Identify, in the records below, every line where the string "SRMTID" appears, and copy each such line.

--- --- ---

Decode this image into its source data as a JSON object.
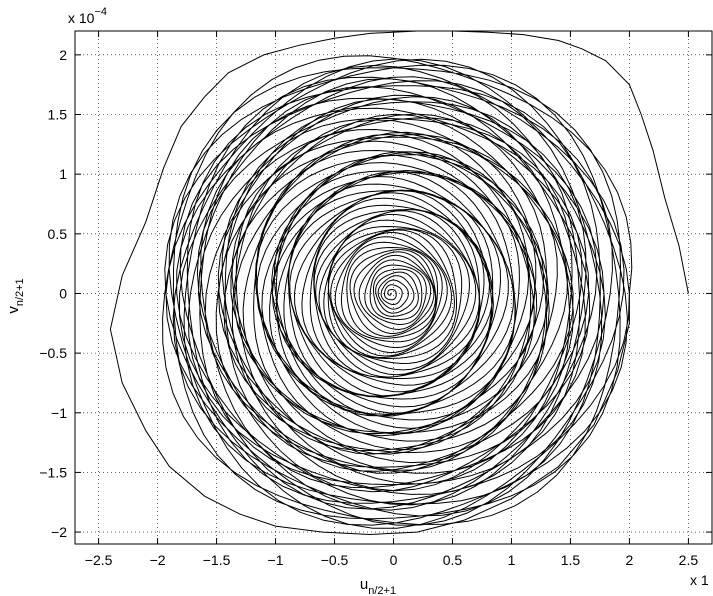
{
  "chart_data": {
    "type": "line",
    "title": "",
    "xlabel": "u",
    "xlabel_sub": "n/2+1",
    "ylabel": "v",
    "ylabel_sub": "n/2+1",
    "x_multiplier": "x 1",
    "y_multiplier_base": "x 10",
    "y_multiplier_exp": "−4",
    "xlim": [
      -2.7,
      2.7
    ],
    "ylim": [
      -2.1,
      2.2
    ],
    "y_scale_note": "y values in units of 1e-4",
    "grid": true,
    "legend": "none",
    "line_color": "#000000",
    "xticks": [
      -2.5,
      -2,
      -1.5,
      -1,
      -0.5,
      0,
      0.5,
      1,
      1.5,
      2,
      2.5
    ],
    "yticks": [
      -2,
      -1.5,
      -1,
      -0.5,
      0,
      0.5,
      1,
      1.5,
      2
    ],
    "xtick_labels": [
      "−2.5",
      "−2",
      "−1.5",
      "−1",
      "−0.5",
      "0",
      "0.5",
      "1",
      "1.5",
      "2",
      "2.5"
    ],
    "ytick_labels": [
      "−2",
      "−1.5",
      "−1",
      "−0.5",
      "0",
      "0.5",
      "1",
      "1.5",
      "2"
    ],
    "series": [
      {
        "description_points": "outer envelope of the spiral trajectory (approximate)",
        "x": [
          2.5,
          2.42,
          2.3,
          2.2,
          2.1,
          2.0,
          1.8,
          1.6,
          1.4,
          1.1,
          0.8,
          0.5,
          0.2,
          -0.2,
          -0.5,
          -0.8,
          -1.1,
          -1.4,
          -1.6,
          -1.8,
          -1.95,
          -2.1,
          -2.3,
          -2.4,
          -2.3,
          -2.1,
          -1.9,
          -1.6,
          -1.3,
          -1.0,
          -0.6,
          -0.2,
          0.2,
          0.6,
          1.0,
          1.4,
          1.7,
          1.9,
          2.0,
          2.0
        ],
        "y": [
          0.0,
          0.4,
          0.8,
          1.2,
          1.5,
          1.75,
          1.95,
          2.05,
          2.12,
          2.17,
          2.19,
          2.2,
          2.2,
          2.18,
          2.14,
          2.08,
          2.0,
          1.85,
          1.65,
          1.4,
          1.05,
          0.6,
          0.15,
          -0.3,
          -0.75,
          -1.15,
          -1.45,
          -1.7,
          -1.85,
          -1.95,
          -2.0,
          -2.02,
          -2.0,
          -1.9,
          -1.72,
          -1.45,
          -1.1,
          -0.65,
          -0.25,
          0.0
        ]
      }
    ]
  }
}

--- --- ---

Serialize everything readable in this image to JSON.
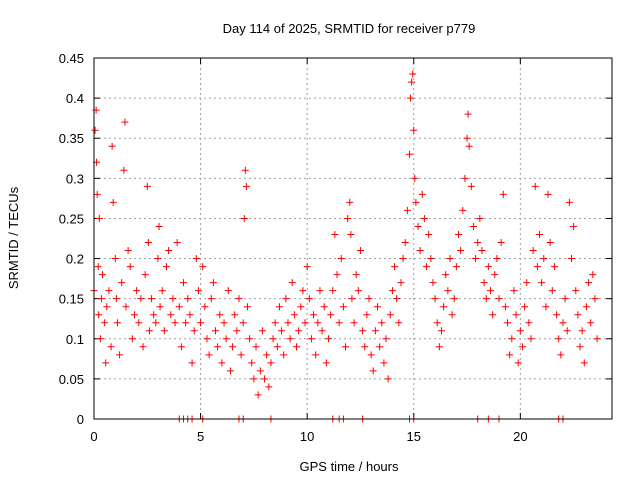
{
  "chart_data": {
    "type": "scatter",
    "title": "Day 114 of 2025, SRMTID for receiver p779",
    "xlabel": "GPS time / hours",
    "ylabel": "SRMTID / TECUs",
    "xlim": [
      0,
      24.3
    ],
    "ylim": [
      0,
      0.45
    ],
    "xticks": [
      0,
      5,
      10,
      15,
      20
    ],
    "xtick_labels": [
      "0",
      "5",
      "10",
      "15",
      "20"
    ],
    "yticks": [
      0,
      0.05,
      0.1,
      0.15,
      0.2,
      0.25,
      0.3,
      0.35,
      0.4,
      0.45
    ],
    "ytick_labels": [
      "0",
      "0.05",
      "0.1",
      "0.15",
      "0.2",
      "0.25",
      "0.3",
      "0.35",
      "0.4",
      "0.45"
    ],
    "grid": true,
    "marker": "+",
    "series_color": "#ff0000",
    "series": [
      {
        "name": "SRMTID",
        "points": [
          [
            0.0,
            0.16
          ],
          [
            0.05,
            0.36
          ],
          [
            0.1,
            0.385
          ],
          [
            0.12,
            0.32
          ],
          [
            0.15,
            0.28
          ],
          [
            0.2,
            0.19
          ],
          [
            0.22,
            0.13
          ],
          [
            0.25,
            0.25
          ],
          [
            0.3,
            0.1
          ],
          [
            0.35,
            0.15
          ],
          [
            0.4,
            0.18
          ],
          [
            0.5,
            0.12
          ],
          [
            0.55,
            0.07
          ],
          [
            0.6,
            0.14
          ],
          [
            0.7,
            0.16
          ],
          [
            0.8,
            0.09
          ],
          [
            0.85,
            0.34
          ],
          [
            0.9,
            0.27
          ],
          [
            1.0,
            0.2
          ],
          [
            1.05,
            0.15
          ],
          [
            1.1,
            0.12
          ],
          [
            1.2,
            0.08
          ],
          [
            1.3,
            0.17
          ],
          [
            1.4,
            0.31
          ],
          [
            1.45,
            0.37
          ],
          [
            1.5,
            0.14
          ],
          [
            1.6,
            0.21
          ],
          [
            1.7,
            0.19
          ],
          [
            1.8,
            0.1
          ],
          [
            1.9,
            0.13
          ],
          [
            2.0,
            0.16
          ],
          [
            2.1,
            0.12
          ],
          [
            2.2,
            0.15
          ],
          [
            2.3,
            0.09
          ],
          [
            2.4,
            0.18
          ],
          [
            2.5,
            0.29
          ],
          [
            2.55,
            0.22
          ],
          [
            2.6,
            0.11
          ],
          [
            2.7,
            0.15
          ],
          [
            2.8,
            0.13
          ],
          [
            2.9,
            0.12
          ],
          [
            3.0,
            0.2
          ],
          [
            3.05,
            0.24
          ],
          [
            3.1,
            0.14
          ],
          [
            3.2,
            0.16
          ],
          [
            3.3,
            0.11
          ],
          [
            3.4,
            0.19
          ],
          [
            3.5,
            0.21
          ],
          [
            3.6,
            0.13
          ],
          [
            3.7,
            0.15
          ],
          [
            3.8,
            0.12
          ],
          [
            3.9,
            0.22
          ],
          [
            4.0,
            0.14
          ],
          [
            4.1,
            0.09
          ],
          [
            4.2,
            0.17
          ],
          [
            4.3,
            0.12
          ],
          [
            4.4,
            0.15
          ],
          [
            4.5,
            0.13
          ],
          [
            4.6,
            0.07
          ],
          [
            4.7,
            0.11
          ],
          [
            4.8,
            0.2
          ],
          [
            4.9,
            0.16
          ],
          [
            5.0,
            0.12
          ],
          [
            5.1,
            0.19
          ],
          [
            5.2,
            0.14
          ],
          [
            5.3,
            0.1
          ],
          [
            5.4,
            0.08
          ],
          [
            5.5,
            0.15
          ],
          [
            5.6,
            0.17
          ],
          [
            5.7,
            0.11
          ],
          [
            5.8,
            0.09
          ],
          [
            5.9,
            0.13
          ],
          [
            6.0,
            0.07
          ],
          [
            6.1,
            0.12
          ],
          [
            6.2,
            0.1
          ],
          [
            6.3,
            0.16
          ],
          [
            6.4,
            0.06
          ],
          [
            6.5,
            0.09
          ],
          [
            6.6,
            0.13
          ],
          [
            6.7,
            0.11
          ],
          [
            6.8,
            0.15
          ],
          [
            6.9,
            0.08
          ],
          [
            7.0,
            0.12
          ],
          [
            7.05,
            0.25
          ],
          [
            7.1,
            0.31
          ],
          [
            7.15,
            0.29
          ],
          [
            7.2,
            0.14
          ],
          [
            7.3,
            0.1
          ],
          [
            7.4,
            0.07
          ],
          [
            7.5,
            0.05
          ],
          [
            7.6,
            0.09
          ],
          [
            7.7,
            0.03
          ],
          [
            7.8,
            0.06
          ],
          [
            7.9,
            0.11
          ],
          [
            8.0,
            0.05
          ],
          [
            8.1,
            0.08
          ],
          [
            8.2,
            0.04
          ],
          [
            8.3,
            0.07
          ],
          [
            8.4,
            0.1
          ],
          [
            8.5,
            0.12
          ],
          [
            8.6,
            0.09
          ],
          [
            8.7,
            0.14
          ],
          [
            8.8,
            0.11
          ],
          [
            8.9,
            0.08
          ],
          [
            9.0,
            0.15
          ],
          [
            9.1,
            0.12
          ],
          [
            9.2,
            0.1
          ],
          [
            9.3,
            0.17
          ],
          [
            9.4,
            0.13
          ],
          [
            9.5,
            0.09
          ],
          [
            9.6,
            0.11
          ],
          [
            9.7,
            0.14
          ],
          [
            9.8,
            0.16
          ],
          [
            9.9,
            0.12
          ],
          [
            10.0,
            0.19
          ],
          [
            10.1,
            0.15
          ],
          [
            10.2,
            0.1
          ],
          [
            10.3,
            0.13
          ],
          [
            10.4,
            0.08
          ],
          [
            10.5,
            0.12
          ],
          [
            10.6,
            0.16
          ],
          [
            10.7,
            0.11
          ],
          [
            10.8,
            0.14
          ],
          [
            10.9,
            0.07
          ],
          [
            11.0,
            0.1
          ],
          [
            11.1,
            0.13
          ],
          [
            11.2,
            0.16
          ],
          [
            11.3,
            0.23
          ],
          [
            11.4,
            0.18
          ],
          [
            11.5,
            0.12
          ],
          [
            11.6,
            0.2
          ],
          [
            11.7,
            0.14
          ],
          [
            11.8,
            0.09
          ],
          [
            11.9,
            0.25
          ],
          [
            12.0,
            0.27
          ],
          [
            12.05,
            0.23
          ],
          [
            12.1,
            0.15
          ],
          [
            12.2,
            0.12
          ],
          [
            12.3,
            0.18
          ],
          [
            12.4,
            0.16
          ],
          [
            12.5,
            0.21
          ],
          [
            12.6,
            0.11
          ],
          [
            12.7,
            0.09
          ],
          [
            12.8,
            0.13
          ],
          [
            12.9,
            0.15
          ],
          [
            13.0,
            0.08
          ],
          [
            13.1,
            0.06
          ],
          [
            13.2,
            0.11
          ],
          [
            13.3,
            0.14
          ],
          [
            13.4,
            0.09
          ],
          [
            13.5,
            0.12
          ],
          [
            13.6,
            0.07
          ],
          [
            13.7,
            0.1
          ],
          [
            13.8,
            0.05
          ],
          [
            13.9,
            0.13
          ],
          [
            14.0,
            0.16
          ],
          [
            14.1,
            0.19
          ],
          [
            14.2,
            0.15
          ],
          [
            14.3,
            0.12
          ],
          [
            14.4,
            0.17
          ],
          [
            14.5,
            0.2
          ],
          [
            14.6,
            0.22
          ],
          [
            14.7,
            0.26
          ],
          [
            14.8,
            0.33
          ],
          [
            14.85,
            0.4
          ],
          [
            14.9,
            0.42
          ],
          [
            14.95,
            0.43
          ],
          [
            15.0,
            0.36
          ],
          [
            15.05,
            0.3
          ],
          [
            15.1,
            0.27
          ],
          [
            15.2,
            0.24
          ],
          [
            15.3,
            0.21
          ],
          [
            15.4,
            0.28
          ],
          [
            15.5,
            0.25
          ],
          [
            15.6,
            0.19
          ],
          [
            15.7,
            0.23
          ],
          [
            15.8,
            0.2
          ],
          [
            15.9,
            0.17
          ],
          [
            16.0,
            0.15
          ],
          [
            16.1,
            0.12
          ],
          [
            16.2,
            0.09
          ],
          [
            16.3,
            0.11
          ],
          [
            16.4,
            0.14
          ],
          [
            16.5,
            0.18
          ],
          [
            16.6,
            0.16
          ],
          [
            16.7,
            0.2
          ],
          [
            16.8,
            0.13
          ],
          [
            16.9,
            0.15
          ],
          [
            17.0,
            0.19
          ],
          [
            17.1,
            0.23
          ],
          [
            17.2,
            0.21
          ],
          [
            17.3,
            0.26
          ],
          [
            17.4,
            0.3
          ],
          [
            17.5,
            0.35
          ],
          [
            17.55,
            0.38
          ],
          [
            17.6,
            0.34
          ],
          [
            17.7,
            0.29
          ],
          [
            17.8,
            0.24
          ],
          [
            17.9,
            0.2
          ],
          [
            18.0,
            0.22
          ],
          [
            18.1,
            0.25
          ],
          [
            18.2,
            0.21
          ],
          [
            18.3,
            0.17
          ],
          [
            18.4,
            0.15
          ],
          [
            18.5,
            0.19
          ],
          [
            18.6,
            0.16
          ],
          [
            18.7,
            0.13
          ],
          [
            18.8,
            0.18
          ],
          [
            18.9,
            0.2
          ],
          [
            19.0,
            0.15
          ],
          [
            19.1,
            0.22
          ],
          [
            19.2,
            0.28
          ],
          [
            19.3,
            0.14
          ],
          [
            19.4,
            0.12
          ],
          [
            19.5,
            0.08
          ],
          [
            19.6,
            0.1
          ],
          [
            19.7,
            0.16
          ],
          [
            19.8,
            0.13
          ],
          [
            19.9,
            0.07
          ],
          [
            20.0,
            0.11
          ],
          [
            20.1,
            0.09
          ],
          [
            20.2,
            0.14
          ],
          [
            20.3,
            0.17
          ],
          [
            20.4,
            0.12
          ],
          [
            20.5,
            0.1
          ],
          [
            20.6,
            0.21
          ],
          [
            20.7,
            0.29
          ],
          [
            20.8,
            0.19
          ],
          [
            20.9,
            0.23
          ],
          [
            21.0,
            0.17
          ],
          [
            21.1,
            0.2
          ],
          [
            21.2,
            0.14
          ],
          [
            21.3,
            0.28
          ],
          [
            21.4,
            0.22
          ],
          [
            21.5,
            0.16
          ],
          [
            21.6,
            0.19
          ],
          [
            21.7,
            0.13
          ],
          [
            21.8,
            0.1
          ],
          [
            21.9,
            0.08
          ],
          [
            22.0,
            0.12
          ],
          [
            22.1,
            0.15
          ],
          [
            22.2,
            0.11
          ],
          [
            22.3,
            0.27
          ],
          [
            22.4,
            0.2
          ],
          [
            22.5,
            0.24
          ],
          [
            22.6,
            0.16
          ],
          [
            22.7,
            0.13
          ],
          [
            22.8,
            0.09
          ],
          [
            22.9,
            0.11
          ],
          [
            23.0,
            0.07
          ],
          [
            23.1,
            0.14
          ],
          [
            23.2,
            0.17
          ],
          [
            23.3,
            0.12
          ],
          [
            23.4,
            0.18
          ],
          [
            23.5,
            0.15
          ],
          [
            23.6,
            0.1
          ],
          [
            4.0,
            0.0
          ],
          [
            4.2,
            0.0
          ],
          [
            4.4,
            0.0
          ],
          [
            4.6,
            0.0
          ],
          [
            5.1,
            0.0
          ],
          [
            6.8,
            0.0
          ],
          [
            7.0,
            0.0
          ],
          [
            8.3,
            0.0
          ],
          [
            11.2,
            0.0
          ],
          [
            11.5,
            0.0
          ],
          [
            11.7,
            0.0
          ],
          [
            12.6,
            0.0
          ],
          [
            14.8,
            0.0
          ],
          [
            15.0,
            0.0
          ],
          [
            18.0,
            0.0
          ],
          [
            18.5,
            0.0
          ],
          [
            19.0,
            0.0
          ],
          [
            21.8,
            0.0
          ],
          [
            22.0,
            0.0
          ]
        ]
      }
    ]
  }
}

--- --- ---

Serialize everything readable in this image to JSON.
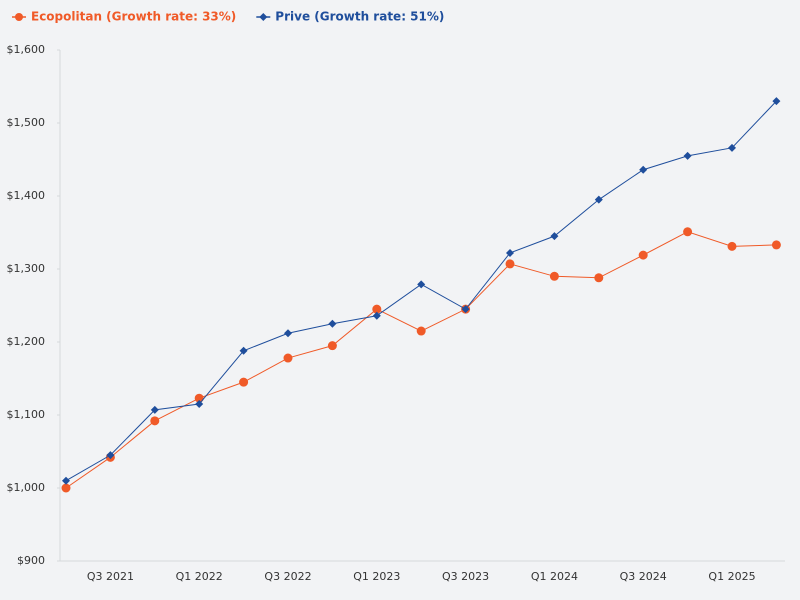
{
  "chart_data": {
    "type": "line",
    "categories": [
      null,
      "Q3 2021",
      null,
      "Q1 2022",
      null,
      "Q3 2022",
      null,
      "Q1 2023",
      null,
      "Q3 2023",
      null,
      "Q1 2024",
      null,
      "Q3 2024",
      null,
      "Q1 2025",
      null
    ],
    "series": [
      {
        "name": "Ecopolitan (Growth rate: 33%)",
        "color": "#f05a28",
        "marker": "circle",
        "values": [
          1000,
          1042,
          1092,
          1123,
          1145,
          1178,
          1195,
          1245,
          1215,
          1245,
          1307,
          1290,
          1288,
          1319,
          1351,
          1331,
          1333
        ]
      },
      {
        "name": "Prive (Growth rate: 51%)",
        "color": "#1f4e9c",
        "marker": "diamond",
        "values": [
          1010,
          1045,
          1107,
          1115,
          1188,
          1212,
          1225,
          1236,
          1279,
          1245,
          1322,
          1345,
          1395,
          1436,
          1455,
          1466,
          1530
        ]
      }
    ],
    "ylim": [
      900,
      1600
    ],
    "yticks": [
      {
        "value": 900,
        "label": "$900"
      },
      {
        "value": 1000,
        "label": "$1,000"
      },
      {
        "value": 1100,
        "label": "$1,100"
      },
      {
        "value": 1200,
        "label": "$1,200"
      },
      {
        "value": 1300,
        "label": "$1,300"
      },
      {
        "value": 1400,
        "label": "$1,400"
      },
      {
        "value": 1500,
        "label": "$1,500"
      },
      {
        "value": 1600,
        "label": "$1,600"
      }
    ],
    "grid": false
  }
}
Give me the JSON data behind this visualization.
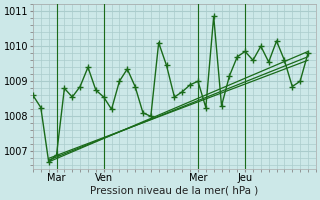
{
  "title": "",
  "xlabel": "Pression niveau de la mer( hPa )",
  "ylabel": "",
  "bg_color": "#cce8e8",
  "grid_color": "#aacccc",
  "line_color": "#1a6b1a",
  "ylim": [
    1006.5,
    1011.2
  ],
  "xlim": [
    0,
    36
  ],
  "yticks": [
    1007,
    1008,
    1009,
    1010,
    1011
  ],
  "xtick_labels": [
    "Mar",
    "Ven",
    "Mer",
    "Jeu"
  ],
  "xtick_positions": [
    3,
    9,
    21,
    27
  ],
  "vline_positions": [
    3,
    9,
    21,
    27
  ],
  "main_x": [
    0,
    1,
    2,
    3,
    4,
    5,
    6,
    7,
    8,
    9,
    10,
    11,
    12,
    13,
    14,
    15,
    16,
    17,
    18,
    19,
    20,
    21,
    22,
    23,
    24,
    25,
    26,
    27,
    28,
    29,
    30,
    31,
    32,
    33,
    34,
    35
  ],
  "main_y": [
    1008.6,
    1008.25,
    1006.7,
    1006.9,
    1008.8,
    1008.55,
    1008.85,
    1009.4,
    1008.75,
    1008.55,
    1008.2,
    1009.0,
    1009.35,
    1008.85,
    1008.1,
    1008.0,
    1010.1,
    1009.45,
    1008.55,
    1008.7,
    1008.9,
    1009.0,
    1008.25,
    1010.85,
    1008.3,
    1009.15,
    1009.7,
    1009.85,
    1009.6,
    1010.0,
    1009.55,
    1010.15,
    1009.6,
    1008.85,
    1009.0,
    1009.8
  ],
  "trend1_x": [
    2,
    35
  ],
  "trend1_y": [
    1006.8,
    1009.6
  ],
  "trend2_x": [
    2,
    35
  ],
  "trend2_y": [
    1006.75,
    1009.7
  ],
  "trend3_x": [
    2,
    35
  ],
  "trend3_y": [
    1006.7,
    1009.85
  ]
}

--- --- ---

### The reply
    "title": "Day 114 of 2025, SRMTID for receiver p779",
    "ylabel": "SRMTID / TECUs",
        "name": "SRMTID",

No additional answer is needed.